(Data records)
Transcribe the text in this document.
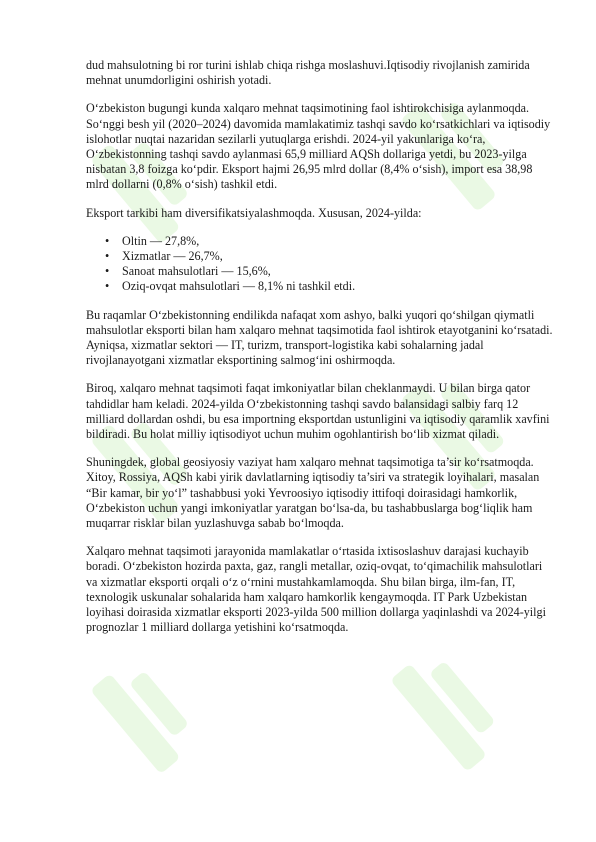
dud mahsulotning bi ror turini ishlab chiqa rishga moslashuvi.Iqtisodiy rivojlanish zamirida mehnat unumdorligini oshirish yotadi.

O‘zbekiston bugungi kunda xalqaro mehnat taqsimotining faol ishtirokchisiga aylanmoqda. So‘nggi besh yil (2020–2024) davomida mamlakatimiz tashqi savdo ko‘rsatkichlari va iqtisodiy islohotlar nuqtai nazaridan sezilarli yutuqlarga erishdi. 2024-yil yakunlariga ko‘ra, O‘zbekistonning tashqi savdo aylanmasi 65,9 milliard AQSh dollariga yetdi, bu 2023-yilga nisbatan 3,8 foizga ko‘pdir. Eksport hajmi 26,95 mlrd dollar (8,4% o‘sish), import esa 38,98 mlrd dollarni (0,8% o‘sish) tashkil etdi.

Eksport tarkibi ham diversifikatsiyalashmoqda. Xususan, 2024-yilda:

• Oltin — 27,8%,
• Xizmatlar — 26,7%,
• Sanoat mahsulotlari — 15,6%,
• Oziq-ovqat mahsulotlari — 8,1% ni tashkil etdi.

Bu raqamlar O‘zbekistonning endilikda nafaqat xom ashyo, balki yuqori qo‘shilgan qiymatli mahsulotlar eksporti bilan ham xalqaro mehnat taqsimotida faol ishtirok etayotganini ko‘rsatadi. Ayniqsa, xizmatlar sektori — IT, turizm, transport-logistika kabi sohalarning jadal rivojlanayotgani xizmatlar eksportining salmog‘ini oshirmoqda.

Biroq, xalqaro mehnat taqsimoti faqat imkoniyatlar bilan cheklanmaydi. U bilan birga qator tahdidlar ham keladi. 2024-yilda O‘zbekistonning tashqi savdo balansidagi salbiy farq 12 milliard dollardan oshdi, bu esa importning eksportdan ustunligini va iqtisodiy qaramlik xavfini bildiradi. Bu holat milliy iqtisodiyot uchun muhim ogohlantirish bo‘lib xizmat qiladi.

Shuningdek, global geosiyosiy vaziyat ham xalqaro mehnat taqsimotiga ta’sir ko‘rsatmoqda. Xitoy, Rossiya, AQSh kabi yirik davlatlarning iqtisodiy ta’siri va strategik loyihalari, masalan “Bir kamar, bir yo‘l” tashabbusi yoki Yevroosiyo iqtisodiy ittifoqi doirasidagi hamkorlik, O‘zbekiston uchun yangi imkoniyatlar yaratgan bo‘lsa-da, bu tashabbuslarga bog‘liqlik ham muqarrar risklar bilan yuzlashuvga sabab bo‘lmoqda.

Xalqaro mehnat taqsimoti jarayonida mamlakatlar o‘rtasida ixtisoslashuv darajasi kuchayib boradi. O‘zbekiston hozirda paxta, gaz, rangli metallar, oziq-ovqat, to‘qimachilik mahsulotlari va xizmatlar eksporti orqali o‘z o‘rnini mustahkamlamoqda. Shu bilan birga, ilm-fan, IT, texnologik uskunalar sohalarida ham xalqaro hamkorlik kengaymoqda. IT Park Uzbekistan loyihasi doirasida xizmatlar eksporti 2023-yilda 500 million dollarga yaqinlashdi va 2024-yilgi prognozlar 1 milliard dollarga yetishini ko‘rsatmoqda.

--- REQUIRED TASK ---
The entries above should be reproduced exactly, without their pictures.

--- SOLVED PROBLEM ---
Transcribe the text in this document.
dud mahsulotning bi ror turini ishlab chiqa rishga moslashuvi.Iqtisodiy rivojlanish zamirida mehnat unumdorligini oshirish yotadi.

O‘zbekiston bugungi kunda xalqaro mehnat taqsimotining faol ishtirokchisiga aylanmoqda. So‘nggi besh yil (2020–2024) davomida mamlakatimiz tashqi savdo ko‘rsatkichlari va iqtisodiy islohotlar nuqtai nazaridan sezilarli yutuqlarga erishdi. 2024-yil yakunlariga ko‘ra, O‘zbekistonning tashqi savdo aylanmasi 65,9 milliard AQSh dollariga yetdi, bu 2023-yilga nisbatan 3,8 foizga ko‘pdir. Eksport hajmi 26,95 mlrd dollar (8,4% o‘sish), import esa 38,98 mlrd dollarni (0,8% o‘sish) tashkil etdi.

Eksport tarkibi ham diversifikatsiyalashmoqda. Xususan, 2024-yilda:

• Oltin — 27,8%,
• Xizmatlar — 26,7%,
• Sanoat mahsulotlari — 15,6%,
• Oziq-ovqat mahsulotlari — 8,1% ni tashkil etdi.

Bu raqamlar O‘zbekistonning endilikda nafaqat xom ashyo, balki yuqori qo‘shilgan qiymatli mahsulotlar eksporti bilan ham xalqaro mehnat taqsimotida faol ishtirok etayotganini ko‘rsatadi. Ayniqsa, xizmatlar sektori — IT, turizm, transport-logistika kabi sohalarning jadal rivojlanayotgani xizmatlar eksportining salmog‘ini oshirmoqda.

Biroq, xalqaro mehnat taqsimoti faqat imkoniyatlar bilan cheklanmaydi. U bilan birga qator tahdidlar ham keladi. 2024-yilda O‘zbekistonning tashqi savdo balansidagi salbiy farq 12 milliard dollardan oshdi, bu esa importning eksportdan ustunligini va iqtisodiy qaramlik xavfini bildiradi. Bu holat milliy iqtisodiyot uchun muhim ogohlantirish bo‘lib xizmat qiladi.

Shuningdek, global geosiyosiy vaziyat ham xalqaro mehnat taqsimotiga ta’sir ko‘rsatmoqda. Xitoy, Rossiya, AQSh kabi yirik davlatlarning iqtisodiy ta’siri va strategik loyihalari, masalan “Bir kamar, bir yo‘l” tashabbusi yoki Yevroosiyo iqtisodiy ittifoqi doirasidagi hamkorlik, O‘zbekiston uchun yangi imkoniyatlar yaratgan bo‘lsa-da, bu tashabbuslarga bog‘liqlik ham muqarrar risklar bilan yuzlashuvga sabab bo‘lmoqda.

Xalqaro mehnat taqsimoti jarayonida mamlakatlar o‘rtasida ixtisoslashuv darajasi kuchayib boradi. O‘zbekiston hozirda paxta, gaz, rangli metallar, oziq-ovqat, to‘qimachilik mahsulotlari va xizmatlar eksporti orqali o‘z o‘rnini mustahkamlamoqda. Shu bilan birga, ilm-fan, IT, texnologik uskunalar sohalarida ham xalqaro hamkorlik kengaymoqda. IT Park Uzbekistan loyihasi doirasida xizmatlar eksporti 2023-yilda 500 million dollarga yaqinlashdi va 2024-yilgi prognozlar 1 milliard dollarga yetishini ko‘rsatmoqda.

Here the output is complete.